[BEGIN Data for this exercise]

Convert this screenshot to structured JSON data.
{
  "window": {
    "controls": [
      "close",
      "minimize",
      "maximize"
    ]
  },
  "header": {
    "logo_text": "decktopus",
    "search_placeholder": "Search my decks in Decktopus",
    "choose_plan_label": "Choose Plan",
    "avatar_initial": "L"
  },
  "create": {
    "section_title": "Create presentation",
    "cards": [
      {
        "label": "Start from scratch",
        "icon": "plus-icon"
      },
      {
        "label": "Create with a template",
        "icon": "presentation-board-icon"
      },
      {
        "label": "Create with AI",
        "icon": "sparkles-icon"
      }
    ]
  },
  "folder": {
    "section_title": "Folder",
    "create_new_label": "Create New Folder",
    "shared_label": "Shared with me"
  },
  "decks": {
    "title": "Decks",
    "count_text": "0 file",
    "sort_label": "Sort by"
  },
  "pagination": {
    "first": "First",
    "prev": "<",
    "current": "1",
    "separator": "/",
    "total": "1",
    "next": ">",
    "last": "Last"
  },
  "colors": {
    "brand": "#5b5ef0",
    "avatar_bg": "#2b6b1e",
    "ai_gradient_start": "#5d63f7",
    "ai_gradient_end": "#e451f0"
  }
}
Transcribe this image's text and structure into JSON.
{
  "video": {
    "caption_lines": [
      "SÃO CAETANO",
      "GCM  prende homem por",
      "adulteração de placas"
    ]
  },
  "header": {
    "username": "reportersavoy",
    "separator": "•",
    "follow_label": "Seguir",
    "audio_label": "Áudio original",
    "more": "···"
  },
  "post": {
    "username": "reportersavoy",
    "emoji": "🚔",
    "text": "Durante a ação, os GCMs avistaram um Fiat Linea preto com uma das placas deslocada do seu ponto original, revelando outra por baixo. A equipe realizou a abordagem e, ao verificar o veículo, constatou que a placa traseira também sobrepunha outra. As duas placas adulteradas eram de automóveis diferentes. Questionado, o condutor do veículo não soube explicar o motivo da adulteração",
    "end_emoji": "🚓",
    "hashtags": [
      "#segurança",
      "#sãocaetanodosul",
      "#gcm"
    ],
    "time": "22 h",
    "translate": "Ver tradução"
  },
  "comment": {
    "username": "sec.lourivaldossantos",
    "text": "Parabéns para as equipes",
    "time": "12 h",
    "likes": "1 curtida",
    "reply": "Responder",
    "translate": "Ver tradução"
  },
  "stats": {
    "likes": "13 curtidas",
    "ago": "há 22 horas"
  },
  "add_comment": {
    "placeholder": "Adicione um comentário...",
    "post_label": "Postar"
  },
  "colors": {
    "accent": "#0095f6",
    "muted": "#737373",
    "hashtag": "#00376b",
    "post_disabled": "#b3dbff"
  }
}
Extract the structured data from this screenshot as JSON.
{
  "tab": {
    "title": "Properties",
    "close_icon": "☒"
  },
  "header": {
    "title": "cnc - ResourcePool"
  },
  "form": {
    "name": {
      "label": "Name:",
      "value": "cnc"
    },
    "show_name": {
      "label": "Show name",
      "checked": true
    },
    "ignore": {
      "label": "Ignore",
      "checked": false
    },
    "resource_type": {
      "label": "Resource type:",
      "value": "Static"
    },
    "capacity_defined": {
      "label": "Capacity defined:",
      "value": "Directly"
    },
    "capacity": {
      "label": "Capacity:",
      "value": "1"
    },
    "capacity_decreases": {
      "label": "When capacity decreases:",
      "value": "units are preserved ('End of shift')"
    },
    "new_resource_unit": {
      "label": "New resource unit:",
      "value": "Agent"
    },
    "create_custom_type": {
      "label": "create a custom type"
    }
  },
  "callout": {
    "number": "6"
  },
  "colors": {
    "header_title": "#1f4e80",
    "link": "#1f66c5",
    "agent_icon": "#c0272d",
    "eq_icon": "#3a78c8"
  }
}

[END Data for this exercise]

Please reproduce every line of the material word for word.

Convert this screenshot to structured JSON data.
{
  "window": {
    "controls": [
      "close",
      "minimize",
      "maximize"
    ]
  },
  "header": {
    "logo_text": "decktopus",
    "search_placeholder": "Search my decks in Decktopus",
    "choose_plan_label": "Choose Plan",
    "avatar_initial": "L"
  },
  "create": {
    "section_title": "Create presentation",
    "cards": [
      {
        "label": "Start from scratch",
        "icon": "plus-icon"
      },
      {
        "label": "Create with a template",
        "icon": "presentation-board-icon"
      },
      {
        "label": "Create with AI",
        "icon": "sparkles-icon"
      }
    ]
  },
  "folder": {
    "section_title": "Folder",
    "create_new_label": "Create New Folder",
    "shared_label": "Shared with me"
  },
  "decks": {
    "title": "Decks",
    "count_text": "0 file",
    "sort_label": "Sort by"
  },
  "pagination": {
    "first": "First",
    "prev": "<",
    "current": "1",
    "separator": "/",
    "total": "1",
    "next": ">",
    "last": "Last"
  },
  "colors": {
    "brand": "#5b5ef0",
    "avatar_bg": "#2b6b1e",
    "ai_gradient_start": "#5d63f7",
    "ai_gradient_end": "#e451f0"
  }
}
Transcribe this image's text and structure into JSON.
{
  "video": {
    "caption_lines": [
      "SÃO CAETANO",
      "GCM  prende homem por",
      "adulteração de placas"
    ]
  },
  "header": {
    "username": "reportersavoy",
    "separator": "•",
    "follow_label": "Seguir",
    "audio_label": "Áudio original",
    "more": "···"
  },
  "post": {
    "username": "reportersavoy",
    "emoji": "🚔",
    "text": "Durante a ação, os GCMs avistaram um Fiat Linea preto com uma das placas deslocada do seu ponto original, revelando outra por baixo. A equipe realizou a abordagem e, ao verificar o veículo, constatou que a placa traseira também sobrepunha outra. As duas placas adulteradas eram de automóveis diferentes. Questionado, o condutor do veículo não soube explicar o motivo da adulteração",
    "end_emoji": "🚓",
    "hashtags": [
      "#segurança",
      "#sãocaetanodosul",
      "#gcm"
    ],
    "time": "22 h",
    "translate": "Ver tradução"
  },
  "comment": {
    "username": "sec.lourivaldossantos",
    "text": "Parabéns para as equipes",
    "time": "12 h",
    "likes": "1 curtida",
    "reply": "Responder",
    "translate": "Ver tradução"
  },
  "stats": {
    "likes": "13 curtidas",
    "ago": "há 22 horas"
  },
  "add_comment": {
    "placeholder": "Adicione um comentário...",
    "post_label": "Postar"
  },
  "colors": {
    "accent": "#0095f6",
    "muted": "#737373",
    "hashtag": "#00376b",
    "post_disabled": "#b3dbff"
  }
}
Extract the structured data from this screenshot as JSON.
{
  "tab": {
    "title": "Properties",
    "close_icon": "☒"
  },
  "header": {
    "title": "cnc - ResourcePool"
  },
  "form": {
    "name": {
      "label": "Name:",
      "value": "cnc"
    },
    "show_name": {
      "label": "Show name",
      "checked": true
    },
    "ignore": {
      "label": "Ignore",
      "checked": false
    },
    "resource_type": {
      "label": "Resource type:",
      "value": "Static"
    },
    "capacity_defined": {
      "label": "Capacity defined:",
      "value": "Directly"
    },
    "capacity": {
      "label": "Capacity:",
      "value": "1"
    },
    "capacity_decreases": {
      "label": "When capacity decreases:",
      "value": "units are preserved ('End of shift')"
    },
    "new_resource_unit": {
      "label": "New resource unit:",
      "value": "Agent"
    },
    "create_custom_type": {
      "label": "create a custom type"
    }
  },
  "callout": {
    "number": "6"
  },
  "colors": {
    "header_title": "#1f4e80",
    "link": "#1f66c5",
    "agent_icon": "#c0272d",
    "eq_icon": "#3a78c8"
  }
}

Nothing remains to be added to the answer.